▸ WHAT YOU WILL DO:
Filter the data for lines with the word "this", then copy every line so identified.

Data excerpts:
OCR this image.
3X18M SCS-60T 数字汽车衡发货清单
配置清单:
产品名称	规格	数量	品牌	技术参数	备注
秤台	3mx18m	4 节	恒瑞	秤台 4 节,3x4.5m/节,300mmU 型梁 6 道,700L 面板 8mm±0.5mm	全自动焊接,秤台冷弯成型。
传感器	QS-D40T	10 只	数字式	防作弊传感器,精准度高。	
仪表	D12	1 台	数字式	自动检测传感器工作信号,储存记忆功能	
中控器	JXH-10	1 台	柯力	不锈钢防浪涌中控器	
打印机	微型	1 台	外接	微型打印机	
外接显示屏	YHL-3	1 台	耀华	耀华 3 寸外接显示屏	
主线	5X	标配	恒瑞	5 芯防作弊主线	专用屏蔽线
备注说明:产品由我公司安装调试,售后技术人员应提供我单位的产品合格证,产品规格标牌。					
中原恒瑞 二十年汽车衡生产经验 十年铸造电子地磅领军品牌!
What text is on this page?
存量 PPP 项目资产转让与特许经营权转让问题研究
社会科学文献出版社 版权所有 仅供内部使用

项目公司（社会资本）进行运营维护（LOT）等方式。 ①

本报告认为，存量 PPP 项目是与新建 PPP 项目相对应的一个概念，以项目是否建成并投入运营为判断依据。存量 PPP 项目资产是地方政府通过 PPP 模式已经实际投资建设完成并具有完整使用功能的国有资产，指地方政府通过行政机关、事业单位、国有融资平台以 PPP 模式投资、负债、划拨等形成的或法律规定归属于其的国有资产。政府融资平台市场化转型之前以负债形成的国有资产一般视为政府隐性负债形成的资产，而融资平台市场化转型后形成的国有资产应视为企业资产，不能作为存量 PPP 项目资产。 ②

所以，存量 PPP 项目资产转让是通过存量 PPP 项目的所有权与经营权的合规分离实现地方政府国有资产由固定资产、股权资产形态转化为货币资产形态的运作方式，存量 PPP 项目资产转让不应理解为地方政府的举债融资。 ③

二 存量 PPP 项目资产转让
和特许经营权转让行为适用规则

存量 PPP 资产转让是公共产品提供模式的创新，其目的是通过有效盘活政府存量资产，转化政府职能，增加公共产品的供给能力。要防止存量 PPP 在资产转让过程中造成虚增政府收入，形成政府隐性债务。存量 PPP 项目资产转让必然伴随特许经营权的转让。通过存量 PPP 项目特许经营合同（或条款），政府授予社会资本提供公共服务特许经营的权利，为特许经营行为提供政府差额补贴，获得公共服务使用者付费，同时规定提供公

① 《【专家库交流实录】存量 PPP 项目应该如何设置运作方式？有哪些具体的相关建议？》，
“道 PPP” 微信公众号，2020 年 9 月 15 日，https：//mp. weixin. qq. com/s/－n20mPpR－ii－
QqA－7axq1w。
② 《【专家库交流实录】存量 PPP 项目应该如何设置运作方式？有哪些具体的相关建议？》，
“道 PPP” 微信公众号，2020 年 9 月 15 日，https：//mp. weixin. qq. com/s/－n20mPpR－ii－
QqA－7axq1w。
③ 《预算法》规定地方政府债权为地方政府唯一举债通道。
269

▸ COMPLETE RESPONSE:
OCR this image.
What text is on this page?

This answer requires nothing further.